◆ **STATED GOAL**: From the entries below, copy every line where the string "Created" appears.

··· MATERIAL SUPPLIED ···

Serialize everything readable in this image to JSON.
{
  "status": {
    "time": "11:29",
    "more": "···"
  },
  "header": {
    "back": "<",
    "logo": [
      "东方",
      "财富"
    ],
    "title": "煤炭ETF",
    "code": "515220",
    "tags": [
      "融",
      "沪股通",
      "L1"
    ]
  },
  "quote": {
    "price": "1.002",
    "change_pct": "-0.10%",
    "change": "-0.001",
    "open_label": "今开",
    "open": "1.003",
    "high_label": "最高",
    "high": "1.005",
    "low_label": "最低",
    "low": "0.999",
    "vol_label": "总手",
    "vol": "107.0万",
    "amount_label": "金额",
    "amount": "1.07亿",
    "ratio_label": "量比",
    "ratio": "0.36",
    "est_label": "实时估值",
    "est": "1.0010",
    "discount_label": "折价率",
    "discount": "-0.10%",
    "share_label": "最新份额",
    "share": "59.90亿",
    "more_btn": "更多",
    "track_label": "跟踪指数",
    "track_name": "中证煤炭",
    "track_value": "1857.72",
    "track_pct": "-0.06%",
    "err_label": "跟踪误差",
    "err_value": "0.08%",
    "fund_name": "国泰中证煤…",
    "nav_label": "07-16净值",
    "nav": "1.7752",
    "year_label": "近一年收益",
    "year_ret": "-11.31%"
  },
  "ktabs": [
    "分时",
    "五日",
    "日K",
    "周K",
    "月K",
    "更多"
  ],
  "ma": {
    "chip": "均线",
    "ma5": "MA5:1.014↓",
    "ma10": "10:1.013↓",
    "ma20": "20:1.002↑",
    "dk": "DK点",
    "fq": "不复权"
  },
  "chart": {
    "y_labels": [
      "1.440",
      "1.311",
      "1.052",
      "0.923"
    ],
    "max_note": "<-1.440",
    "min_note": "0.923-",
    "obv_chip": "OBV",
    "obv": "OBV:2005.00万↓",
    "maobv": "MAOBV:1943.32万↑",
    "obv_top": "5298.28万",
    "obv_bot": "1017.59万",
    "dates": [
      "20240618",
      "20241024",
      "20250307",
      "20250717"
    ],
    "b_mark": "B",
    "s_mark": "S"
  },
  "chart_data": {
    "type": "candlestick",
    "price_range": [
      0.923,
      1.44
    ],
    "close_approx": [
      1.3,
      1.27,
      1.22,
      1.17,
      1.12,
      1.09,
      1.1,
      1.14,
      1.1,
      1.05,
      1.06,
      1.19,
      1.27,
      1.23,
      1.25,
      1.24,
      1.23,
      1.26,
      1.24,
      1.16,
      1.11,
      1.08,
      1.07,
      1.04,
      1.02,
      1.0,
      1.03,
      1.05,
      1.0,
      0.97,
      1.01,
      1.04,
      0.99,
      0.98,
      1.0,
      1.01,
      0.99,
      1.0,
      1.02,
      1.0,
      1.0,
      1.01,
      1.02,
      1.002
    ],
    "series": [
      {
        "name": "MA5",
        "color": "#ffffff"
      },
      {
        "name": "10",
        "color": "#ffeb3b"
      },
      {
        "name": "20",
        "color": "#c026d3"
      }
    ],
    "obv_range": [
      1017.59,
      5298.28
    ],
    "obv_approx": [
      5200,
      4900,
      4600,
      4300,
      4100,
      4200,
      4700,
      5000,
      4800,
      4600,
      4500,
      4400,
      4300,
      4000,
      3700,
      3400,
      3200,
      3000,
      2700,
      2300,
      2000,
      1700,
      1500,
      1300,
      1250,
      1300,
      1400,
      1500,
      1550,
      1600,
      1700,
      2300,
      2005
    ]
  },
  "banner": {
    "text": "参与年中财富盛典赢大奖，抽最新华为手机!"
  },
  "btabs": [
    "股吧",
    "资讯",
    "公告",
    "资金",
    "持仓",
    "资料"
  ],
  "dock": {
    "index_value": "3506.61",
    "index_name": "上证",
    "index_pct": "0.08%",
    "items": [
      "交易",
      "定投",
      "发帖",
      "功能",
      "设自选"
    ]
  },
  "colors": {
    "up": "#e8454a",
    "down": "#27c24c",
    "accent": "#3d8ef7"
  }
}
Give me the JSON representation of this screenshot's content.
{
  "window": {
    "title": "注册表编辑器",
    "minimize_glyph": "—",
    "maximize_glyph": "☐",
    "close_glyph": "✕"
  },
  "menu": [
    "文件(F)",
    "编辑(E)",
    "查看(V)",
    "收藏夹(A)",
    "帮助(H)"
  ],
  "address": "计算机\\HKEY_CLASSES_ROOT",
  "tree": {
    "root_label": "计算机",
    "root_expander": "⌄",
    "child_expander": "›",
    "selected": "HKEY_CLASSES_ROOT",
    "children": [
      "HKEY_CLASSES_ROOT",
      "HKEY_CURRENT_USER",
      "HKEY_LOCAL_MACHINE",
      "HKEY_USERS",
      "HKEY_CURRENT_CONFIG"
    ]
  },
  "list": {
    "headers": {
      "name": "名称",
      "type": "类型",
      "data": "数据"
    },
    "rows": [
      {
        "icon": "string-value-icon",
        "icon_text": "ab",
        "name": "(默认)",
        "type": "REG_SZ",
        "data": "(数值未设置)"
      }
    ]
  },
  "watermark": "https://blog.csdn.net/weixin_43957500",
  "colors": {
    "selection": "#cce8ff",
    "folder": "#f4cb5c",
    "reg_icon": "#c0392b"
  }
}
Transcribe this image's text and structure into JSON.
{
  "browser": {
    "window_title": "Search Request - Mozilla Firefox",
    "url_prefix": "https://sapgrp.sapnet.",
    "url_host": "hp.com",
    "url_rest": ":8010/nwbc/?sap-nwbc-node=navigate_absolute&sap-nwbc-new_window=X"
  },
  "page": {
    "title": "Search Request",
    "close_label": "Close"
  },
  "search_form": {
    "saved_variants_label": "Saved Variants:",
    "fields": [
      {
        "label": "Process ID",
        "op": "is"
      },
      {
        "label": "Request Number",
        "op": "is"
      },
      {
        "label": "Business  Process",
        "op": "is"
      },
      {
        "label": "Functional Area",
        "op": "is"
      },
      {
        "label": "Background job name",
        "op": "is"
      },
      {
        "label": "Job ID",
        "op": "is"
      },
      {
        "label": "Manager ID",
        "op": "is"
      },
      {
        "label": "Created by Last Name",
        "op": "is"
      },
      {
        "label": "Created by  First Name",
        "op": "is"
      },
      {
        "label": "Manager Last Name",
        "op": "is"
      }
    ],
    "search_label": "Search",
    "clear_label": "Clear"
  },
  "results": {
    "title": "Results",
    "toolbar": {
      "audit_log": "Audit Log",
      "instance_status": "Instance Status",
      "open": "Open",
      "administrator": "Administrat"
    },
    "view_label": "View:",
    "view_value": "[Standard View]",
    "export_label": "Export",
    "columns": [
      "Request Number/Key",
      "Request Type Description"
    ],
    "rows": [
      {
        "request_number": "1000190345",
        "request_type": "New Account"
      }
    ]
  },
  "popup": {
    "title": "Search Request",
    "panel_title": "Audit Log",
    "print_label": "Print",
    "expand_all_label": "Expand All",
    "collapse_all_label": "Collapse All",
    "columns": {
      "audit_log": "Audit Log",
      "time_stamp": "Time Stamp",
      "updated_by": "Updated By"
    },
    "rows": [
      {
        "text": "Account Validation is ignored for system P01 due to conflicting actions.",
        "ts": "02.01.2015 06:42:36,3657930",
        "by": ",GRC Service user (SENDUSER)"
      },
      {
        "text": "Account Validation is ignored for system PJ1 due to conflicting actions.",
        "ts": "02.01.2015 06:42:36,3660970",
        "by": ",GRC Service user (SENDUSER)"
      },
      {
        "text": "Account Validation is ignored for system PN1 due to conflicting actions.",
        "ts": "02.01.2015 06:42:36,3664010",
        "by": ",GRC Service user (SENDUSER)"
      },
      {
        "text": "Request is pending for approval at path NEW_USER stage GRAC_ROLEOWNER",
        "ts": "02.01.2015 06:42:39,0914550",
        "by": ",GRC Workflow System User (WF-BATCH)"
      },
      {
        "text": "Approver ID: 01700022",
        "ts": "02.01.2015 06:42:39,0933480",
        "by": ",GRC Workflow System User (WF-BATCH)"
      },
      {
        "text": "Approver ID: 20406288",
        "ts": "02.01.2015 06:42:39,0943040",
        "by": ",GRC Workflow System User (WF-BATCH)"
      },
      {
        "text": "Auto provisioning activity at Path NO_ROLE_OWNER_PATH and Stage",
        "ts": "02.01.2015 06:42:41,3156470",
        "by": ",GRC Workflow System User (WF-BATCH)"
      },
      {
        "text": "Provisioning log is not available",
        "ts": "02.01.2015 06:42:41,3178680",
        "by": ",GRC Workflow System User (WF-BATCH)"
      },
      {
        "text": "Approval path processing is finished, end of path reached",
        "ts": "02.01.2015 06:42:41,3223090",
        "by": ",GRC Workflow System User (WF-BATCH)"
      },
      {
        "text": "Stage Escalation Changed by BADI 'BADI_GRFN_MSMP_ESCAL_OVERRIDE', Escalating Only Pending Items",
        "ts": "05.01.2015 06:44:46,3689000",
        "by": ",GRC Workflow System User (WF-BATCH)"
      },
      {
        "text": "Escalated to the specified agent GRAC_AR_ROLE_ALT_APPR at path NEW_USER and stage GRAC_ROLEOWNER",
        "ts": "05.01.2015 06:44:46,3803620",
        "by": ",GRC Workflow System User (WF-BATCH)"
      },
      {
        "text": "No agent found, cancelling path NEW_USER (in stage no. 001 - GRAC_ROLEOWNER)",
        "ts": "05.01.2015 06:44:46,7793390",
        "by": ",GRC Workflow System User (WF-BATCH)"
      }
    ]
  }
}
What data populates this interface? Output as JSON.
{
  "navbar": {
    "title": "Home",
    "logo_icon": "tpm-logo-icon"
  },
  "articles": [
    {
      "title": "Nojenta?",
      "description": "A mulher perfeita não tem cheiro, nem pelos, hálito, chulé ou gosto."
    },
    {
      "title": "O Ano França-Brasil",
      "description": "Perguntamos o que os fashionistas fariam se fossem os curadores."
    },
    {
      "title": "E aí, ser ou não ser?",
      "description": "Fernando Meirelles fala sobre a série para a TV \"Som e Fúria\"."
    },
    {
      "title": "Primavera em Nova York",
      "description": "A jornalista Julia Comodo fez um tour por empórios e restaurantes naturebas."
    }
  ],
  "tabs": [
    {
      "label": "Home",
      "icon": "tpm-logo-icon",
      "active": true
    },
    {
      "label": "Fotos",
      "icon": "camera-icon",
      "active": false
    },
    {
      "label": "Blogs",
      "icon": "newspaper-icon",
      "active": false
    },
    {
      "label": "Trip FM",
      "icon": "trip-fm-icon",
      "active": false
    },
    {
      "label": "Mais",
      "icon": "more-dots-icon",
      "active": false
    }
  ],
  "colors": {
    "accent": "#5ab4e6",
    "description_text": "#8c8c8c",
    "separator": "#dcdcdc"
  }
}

···

◆ **FULL ANSWER**:
        "label": "Created by Last Name",
        "label": "Created by  First Name",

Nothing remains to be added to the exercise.